DIRECTIONS. Note each line that includes the word "this". Copy those lines.

┏━━

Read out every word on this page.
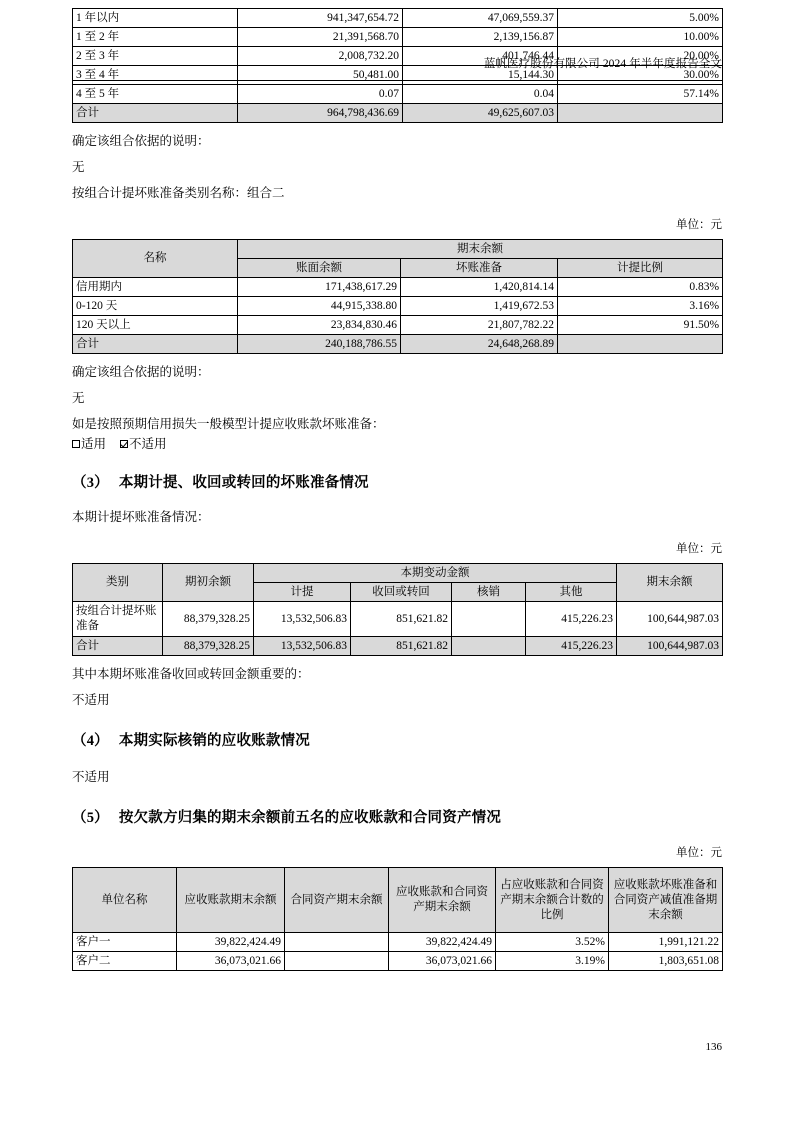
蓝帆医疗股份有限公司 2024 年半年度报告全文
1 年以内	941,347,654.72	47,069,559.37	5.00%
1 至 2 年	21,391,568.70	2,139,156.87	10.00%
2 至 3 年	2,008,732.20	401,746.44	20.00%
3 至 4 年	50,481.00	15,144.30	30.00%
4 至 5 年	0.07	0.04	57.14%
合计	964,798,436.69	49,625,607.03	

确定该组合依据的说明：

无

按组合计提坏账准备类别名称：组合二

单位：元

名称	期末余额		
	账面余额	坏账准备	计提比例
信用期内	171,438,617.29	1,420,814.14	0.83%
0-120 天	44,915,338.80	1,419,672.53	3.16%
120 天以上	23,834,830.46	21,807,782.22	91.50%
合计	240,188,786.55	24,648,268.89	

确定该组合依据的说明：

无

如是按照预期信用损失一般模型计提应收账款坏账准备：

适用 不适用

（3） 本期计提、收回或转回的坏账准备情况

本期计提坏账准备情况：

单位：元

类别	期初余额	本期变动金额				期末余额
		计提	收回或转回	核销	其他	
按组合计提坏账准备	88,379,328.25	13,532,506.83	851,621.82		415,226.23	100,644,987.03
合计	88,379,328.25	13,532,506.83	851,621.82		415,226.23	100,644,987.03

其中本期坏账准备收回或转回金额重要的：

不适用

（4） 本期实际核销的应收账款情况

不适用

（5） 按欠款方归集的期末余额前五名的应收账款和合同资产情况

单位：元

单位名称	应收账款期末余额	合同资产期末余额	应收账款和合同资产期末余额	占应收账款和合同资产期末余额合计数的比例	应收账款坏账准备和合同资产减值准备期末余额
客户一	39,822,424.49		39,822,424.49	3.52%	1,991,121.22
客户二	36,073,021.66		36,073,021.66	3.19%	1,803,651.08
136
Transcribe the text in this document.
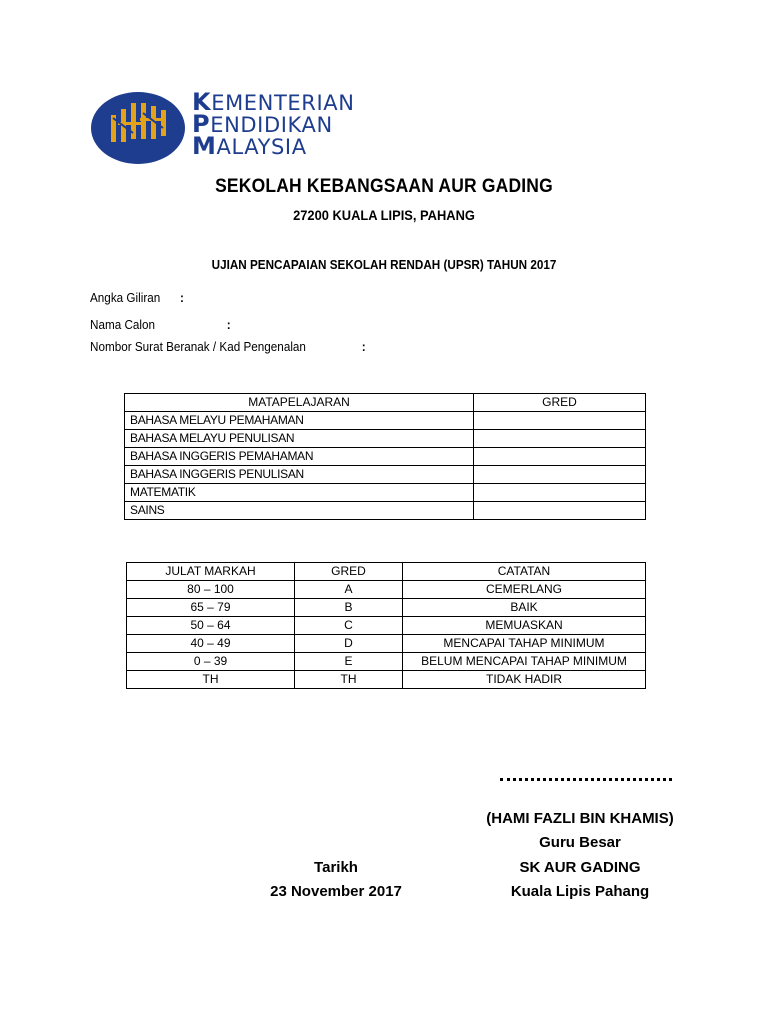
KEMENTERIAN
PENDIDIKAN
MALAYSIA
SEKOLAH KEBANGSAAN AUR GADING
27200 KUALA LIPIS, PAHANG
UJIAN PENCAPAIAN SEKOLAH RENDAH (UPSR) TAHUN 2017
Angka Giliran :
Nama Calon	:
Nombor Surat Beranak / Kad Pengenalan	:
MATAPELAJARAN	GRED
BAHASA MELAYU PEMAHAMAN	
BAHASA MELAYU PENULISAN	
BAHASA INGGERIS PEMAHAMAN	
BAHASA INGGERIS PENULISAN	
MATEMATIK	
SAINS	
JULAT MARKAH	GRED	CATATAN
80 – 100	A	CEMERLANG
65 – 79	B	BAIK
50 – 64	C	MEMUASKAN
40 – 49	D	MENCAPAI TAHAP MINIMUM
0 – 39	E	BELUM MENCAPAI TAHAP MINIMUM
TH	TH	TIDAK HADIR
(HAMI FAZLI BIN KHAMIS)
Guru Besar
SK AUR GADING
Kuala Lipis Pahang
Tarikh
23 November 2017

┗━━

OUTPUT OF THE TASK.
Read out every word on this page.
Transcribe the text in this document.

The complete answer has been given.